*Teks Dokumen*.
Siapa sangka di hari pertama Borno
menjadi pengemudi sepit malah menjadi hari yang paling bersejarah di hidupnya.
Salah satu penumpang sepitnya saat itu adalah seorang gadis berbaju kurung
kuning yang langsung membuat Borno terpesona. Gadis itu meninggalkan sebuah
angpau merah. Dari sinilah kisah cinta Borno bermula.
“...
Tapi aku akan membiarkan kau sendiri yang menemukan kalimat bijak itu. Kau
sendiri yang akan menulis cerita hebat itu. Untuk orang-orang seperti kau, yang
jujur atas kehidupan, bekerja keras, dan sederhana, definisi cinta sejati akan
mengambil bentuk yang amat berbeda, amat menakjubkan.” (hal. 175)
Borno jatuh cinta. Ia harus mengumpulkan
keberanian ekstra hanya untuk menanyakan nama sang gadis. Berkali-kali ia
meminta nasihat Pak Tua. Tak jarang, ia meminta saran pada Andi. Bahkan, Bang
Togar memberikan tips kencan secara cuma-cuma. Saat Borno tahu bahwa gadis itu
bernama Mei, ia malah membuatnya tersinggung. Kunjungan ke Surabaya dan Kuching
pun semakin melekatkan bayangan Mei di pikiran Borno.
Novel yang memiliki versi asli cerita lebih
panjang dengan judul Kau, Aku, dan Kota
Kita ini memiliki tokoh-tokoh sederhana dengan lika-liku kehidupannya
masing-masing. Penulis seperti mengajak kita untuk menebak-nebak masa lalu Pak
Tua yang hingga kini malah memutuskan untuk membujang dan menetap kembali di
Pontianak. Penulis pun membawa kita ikut menyibak kisah cinta Bang Togar yang
cukup mengharukan. Tak lupa, perjuangan Borno untuk mencari kejelasan perasaan
dan kenyaatan pada Mei.
“Maafkan
aku, Abang. Kita hanya akan saling menyakiti jika terus bertemu. Aku sungguh
tidak mau membuat Abang sedih.” (hal. 470)
Membuka halaman demi halaman novel ini
semakin membawa kita melihat rona indah kehidupan di sepanjang Sungai Kapuas. Penduduk
Pontianak yang berasal dari Melayu, Dayak, dan Cina bisa hidup damai berdampingan
dengan hadirnya tokoh Koh Acong, Cik Tulani, Pak Tua, dan Bang Togar. Jika kita
disuguhi pemandangan tepian Kapuas dengan meminjam kacamata penulis, kita akan
disuguhi banyak hal yang bisa membuat kita tergelak. Saat pagi tiba, kita bisa
melihat Pak Sihol kesal saat sabunnya hanyut karena laju sepit yang dikemudikan
Borno; dermaga kayu yang dijajari sepit yang menunggu giliran; teriakan petugas
timer; gerakan senam pagi yang
dipimpin oleh Bang Togar dengan iringan musik SKJ; keriuhan yang semakin memanas
di lomba balap sepit; hingga melihat Borno mengemudikan sepitnya dengan lambat mengantar
Mei selama 15 menit membelah Sungai Kapuas setiap paginya.

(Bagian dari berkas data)
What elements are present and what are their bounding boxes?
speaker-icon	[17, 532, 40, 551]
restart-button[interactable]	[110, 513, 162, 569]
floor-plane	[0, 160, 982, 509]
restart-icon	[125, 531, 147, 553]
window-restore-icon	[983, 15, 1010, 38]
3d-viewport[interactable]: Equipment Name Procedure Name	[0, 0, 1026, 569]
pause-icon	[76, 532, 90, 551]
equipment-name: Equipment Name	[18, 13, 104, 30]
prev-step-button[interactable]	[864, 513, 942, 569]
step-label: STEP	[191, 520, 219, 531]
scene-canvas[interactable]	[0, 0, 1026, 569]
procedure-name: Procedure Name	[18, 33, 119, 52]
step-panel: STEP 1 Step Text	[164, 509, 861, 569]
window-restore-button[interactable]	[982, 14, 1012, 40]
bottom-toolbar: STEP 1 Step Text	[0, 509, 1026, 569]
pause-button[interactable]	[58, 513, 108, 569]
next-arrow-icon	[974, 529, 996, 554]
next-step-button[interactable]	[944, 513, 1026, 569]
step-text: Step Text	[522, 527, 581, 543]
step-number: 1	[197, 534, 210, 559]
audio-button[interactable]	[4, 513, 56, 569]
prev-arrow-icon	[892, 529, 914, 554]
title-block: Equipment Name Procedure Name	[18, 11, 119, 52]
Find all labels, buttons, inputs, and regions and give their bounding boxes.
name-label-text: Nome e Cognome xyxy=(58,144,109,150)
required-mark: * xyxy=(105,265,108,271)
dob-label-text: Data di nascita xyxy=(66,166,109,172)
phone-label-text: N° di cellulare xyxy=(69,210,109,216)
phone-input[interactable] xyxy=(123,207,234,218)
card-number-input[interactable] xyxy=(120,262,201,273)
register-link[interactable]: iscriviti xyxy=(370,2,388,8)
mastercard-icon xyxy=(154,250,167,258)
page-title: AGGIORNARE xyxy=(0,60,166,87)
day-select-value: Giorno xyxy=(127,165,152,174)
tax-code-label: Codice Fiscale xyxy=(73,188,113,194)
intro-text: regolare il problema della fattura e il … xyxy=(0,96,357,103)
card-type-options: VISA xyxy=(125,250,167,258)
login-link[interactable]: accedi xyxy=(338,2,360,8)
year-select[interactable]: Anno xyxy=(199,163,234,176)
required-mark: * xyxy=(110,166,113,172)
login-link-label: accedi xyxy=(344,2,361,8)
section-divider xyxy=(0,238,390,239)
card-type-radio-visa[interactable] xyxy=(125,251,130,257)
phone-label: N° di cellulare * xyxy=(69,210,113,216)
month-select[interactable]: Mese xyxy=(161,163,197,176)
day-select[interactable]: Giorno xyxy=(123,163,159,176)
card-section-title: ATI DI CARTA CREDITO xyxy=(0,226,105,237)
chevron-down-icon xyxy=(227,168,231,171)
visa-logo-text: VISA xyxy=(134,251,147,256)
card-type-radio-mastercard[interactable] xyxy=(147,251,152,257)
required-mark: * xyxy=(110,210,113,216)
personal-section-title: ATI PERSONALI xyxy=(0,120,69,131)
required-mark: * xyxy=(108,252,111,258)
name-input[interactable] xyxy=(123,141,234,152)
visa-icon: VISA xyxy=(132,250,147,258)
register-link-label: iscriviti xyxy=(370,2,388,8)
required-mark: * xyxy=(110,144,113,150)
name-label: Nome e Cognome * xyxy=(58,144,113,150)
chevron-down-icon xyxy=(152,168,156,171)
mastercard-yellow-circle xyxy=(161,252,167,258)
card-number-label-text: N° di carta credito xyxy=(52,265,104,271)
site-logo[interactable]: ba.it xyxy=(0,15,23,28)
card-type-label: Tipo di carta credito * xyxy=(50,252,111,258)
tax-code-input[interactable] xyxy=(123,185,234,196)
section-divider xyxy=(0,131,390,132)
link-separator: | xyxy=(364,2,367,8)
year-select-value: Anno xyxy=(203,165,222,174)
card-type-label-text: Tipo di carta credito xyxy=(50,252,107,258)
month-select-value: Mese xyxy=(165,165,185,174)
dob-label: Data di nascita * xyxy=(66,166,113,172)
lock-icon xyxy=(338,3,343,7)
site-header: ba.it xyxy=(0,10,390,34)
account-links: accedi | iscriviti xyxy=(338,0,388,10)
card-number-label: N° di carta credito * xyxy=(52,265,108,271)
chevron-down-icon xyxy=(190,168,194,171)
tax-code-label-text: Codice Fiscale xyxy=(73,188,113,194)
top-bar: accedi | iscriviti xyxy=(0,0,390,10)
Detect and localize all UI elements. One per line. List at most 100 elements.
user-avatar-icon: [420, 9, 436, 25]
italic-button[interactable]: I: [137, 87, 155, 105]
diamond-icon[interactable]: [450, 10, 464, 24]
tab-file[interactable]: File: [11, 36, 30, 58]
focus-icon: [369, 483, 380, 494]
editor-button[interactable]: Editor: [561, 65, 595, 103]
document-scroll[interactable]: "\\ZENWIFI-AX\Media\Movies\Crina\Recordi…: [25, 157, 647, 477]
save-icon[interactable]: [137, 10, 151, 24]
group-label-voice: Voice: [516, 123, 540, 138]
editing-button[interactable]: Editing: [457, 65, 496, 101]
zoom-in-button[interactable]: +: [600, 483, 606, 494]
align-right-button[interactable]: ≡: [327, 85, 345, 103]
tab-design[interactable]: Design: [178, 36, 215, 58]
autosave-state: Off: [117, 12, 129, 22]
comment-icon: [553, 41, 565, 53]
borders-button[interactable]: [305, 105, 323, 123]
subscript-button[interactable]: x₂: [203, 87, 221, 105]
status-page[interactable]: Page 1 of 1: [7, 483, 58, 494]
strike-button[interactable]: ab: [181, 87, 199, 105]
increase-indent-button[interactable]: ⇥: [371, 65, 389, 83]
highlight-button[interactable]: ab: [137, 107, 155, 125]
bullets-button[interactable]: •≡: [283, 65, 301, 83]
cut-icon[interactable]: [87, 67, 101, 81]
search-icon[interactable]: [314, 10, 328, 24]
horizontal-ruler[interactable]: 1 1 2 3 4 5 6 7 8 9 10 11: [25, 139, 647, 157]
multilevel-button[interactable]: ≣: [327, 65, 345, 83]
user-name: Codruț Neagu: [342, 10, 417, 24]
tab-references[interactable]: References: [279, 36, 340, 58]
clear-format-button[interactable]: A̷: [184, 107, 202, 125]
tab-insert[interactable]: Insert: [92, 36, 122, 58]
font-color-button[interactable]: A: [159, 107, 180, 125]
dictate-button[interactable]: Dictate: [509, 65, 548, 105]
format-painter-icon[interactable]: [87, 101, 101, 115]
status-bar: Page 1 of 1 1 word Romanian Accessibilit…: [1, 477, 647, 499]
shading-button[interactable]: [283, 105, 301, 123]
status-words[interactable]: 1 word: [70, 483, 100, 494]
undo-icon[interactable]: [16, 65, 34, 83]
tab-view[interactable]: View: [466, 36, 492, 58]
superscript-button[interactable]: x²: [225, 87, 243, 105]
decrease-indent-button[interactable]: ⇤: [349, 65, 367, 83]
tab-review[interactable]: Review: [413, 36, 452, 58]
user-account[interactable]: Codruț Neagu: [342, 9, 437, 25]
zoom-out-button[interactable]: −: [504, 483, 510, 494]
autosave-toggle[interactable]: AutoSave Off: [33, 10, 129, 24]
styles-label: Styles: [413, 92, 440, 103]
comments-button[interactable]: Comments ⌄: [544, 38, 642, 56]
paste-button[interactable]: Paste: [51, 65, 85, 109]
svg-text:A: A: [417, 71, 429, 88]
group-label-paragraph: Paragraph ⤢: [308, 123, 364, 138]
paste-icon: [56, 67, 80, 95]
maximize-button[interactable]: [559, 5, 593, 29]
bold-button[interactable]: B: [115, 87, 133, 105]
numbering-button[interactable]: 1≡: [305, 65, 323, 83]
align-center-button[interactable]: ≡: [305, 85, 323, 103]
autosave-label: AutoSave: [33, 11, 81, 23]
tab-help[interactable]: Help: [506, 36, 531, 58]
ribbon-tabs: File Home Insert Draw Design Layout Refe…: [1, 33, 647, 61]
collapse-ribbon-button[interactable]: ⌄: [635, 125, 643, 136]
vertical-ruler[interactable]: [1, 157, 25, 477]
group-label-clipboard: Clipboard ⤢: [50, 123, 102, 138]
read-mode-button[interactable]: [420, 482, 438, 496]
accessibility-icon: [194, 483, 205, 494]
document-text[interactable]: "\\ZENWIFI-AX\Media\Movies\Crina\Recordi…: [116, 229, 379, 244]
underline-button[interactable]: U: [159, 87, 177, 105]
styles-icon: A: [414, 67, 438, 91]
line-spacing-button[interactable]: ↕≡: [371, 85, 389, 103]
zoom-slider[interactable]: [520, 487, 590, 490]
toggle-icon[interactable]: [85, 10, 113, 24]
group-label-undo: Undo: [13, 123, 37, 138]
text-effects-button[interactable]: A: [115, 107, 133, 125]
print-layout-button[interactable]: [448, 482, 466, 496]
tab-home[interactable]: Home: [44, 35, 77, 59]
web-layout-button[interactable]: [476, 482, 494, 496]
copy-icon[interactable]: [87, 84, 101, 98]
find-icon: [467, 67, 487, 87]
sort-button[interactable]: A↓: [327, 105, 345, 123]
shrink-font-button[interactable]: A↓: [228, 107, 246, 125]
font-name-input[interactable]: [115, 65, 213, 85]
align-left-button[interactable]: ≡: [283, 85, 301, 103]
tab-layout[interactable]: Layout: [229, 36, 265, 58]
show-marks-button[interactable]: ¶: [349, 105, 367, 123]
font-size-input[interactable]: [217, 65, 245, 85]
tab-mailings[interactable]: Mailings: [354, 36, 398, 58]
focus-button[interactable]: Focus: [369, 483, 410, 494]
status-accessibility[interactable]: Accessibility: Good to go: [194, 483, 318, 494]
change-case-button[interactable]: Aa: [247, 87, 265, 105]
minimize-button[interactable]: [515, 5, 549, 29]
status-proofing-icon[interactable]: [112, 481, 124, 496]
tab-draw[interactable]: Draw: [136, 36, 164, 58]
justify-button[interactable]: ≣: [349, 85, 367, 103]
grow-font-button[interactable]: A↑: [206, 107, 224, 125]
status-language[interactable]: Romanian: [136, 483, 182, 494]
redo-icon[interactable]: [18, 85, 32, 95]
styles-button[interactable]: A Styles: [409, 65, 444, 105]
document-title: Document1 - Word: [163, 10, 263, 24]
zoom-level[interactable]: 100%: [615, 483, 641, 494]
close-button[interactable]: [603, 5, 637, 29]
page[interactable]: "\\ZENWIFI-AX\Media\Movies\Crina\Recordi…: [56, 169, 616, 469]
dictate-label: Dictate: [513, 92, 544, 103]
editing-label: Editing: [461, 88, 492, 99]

*Tugas yang Diminta*.
1. Jawablah pertanyaan berikut berdasarkan ulasan novel tentang Borno.
(a) Apa warna baju kurung gadis yang menjadi penumpang sepit Borno?
(b) Di kota mana Pak Tua memutuskan untuk menetap kembali?
(c) Berapa menit Borno mengantar Mei membelah Sungai Kapuas setiap paginya?
2. Bisakah Anda melanjutkan ulasan novel tentang Borno, dimulai setelah kalimat terakhirnya?

*Jawaban yang Diberikan*.
1.
(a) Kuning.
(b) Pontianak.
(c) 15 menit.

2.
Jika malam tiba, kita bisa seolah ikut
asyik menyantap gulai kepala kakap bersama Borno dan Pak Tua sembari menatap
malam yang indah di tepian Kapuas. Dengan diterangi cahaya bulan di malam
ketiga belas, penulis seperti menyulap kita menjadi sosok anonim yang ikut
duduk mendengar kisah-kisah tentang cinta dan kehidupan yang dituturkan oleh
Pak Tua. Menurut Pak Tua, cinta sejati adalah perjalanan yang tak memiliki
ujung seperti siklus air. Ia berkata bahwa Sungai Kapuas jauh lebih abadi
dibanding sebuah kisah cinta gombal manusia. Jarak dan waktu bisa langsung
memutuskan sebuah kisah cinta gombal. Sebaliknya, selama ribuan tahun Sungai
Kapuas masih tetap berada di Pontianak meskipun airnya semakin keruh (hal.
168).
Meskipun novel ini membahas tentang
romantisme di tepian Kapuas, penulis juga menyelipkan beberapa hal agar kita
lebih peduli dengan kelangsungan hidup di Sungai Kapuas melalui narasi dan
dialognya. Seperti, demo soal lingkungan hidup (hal. 22), pendangkalan sungai
(hal. 244), dan illegal loging (hal.
177). Topik-topik tersebut dihadirkan secara singkat dengan tetap menjadi
pelengkap alur cerita yang manis.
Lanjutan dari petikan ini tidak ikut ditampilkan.